- Exercise instructions
Copy nothing but the text: reproduce each line of the listing exactly and leave the pictures out.

(Entries taken from a collection)
——————

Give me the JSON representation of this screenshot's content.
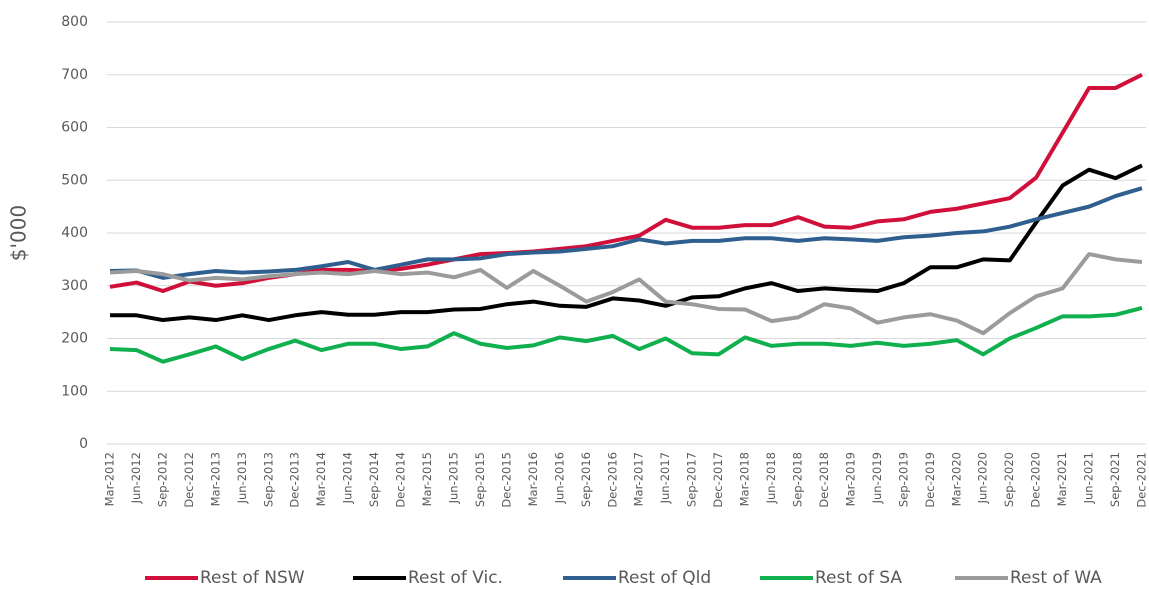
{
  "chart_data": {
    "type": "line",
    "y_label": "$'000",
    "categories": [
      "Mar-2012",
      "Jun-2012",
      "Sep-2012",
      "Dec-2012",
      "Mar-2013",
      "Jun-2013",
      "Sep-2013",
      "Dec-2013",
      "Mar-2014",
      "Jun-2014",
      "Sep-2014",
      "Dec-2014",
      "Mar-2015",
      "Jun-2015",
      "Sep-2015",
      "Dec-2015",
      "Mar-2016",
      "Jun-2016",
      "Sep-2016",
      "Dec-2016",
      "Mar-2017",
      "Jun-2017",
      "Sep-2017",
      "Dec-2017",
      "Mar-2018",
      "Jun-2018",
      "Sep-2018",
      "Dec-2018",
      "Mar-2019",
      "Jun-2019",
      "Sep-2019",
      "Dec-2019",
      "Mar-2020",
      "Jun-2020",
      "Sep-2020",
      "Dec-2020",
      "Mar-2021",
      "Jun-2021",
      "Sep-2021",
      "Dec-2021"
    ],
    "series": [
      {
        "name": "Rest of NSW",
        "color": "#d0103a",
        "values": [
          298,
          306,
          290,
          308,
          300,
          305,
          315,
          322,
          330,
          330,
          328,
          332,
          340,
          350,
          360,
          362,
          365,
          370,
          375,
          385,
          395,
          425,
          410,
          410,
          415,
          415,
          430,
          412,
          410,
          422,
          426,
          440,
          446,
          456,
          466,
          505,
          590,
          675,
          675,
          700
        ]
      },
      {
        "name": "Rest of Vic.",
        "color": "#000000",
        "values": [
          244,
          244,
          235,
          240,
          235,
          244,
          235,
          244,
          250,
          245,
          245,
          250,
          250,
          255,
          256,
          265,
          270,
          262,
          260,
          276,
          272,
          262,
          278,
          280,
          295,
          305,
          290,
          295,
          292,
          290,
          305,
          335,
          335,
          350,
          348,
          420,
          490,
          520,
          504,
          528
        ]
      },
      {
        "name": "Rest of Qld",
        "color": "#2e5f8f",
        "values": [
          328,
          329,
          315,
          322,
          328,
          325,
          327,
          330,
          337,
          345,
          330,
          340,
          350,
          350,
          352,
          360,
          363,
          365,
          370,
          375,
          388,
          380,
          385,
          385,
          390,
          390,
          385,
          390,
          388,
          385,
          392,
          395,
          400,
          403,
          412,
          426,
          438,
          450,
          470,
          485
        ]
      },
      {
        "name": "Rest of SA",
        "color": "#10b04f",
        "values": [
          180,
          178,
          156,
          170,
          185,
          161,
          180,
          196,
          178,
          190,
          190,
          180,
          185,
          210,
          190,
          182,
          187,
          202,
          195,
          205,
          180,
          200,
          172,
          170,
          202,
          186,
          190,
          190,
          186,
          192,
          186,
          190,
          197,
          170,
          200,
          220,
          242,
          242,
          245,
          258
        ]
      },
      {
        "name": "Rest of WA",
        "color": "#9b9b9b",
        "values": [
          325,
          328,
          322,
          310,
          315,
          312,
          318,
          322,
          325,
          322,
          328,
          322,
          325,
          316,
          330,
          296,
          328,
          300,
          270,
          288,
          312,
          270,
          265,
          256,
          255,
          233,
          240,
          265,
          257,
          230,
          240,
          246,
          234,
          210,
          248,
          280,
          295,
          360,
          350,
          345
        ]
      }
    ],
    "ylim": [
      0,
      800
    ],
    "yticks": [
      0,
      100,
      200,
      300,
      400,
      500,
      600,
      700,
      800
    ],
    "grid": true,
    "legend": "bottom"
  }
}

——————

- Solved exercise
Give me the JSON representation of this screenshot's content.
{
  "chart_data": {
    "type": "line",
    "y_label": "$'000",
    "categories": [
      "Mar-2012",
      "Jun-2012",
      "Sep-2012",
      "Dec-2012",
      "Mar-2013",
      "Jun-2013",
      "Sep-2013",
      "Dec-2013",
      "Mar-2014",
      "Jun-2014",
      "Sep-2014",
      "Dec-2014",
      "Mar-2015",
      "Jun-2015",
      "Sep-2015",
      "Dec-2015",
      "Mar-2016",
      "Jun-2016",
      "Sep-2016",
      "Dec-2016",
      "Mar-2017",
      "Jun-2017",
      "Sep-2017",
      "Dec-2017",
      "Mar-2018",
      "Jun-2018",
      "Sep-2018",
      "Dec-2018",
      "Mar-2019",
      "Jun-2019",
      "Sep-2019",
      "Dec-2019",
      "Mar-2020",
      "Jun-2020",
      "Sep-2020",
      "Dec-2020",
      "Mar-2021",
      "Jun-2021",
      "Sep-2021",
      "Dec-2021"
    ],
    "series": [
      {
        "name": "Rest of NSW",
        "color": "#d0103a",
        "values": [
          298,
          306,
          290,
          308,
          300,
          305,
          315,
          322,
          330,
          330,
          328,
          332,
          340,
          350,
          360,
          362,
          365,
          370,
          375,
          385,
          395,
          425,
          410,
          410,
          415,
          415,
          430,
          412,
          410,
          422,
          426,
          440,
          446,
          456,
          466,
          505,
          590,
          675,
          675,
          700
        ]
      },
      {
        "name": "Rest of Vic.",
        "color": "#000000",
        "values": [
          244,
          244,
          235,
          240,
          235,
          244,
          235,
          244,
          250,
          245,
          245,
          250,
          250,
          255,
          256,
          265,
          270,
          262,
          260,
          276,
          272,
          262,
          278,
          280,
          295,
          305,
          290,
          295,
          292,
          290,
          305,
          335,
          335,
          350,
          348,
          420,
          490,
          520,
          504,
          528
        ]
      },
      {
        "name": "Rest of Qld",
        "color": "#2e5f8f",
        "values": [
          328,
          329,
          315,
          322,
          328,
          325,
          327,
          330,
          337,
          345,
          330,
          340,
          350,
          350,
          352,
          360,
          363,
          365,
          370,
          375,
          388,
          380,
          385,
          385,
          390,
          390,
          385,
          390,
          388,
          385,
          392,
          395,
          400,
          403,
          412,
          426,
          438,
          450,
          470,
          485
        ]
      },
      {
        "name": "Rest of SA",
        "color": "#10b04f",
        "values": [
          180,
          178,
          156,
          170,
          185,
          161,
          180,
          196,
          178,
          190,
          190,
          180,
          185,
          210,
          190,
          182,
          187,
          202,
          195,
          205,
          180,
          200,
          172,
          170,
          202,
          186,
          190,
          190,
          186,
          192,
          186,
          190,
          197,
          170,
          200,
          220,
          242,
          242,
          245,
          258
        ]
      },
      {
        "name": "Rest of WA",
        "color": "#9b9b9b",
        "values": [
          325,
          328,
          322,
          310,
          315,
          312,
          318,
          322,
          325,
          322,
          328,
          322,
          325,
          316,
          330,
          296,
          328,
          300,
          270,
          288,
          312,
          270,
          265,
          256,
          255,
          233,
          240,
          265,
          257,
          230,
          240,
          246,
          234,
          210,
          248,
          280,
          295,
          360,
          350,
          345
        ]
      }
    ],
    "ylim": [
      0,
      800
    ],
    "yticks": [
      0,
      100,
      200,
      300,
      400,
      500,
      600,
      700,
      800
    ],
    "grid": true,
    "legend": "bottom"
  }
}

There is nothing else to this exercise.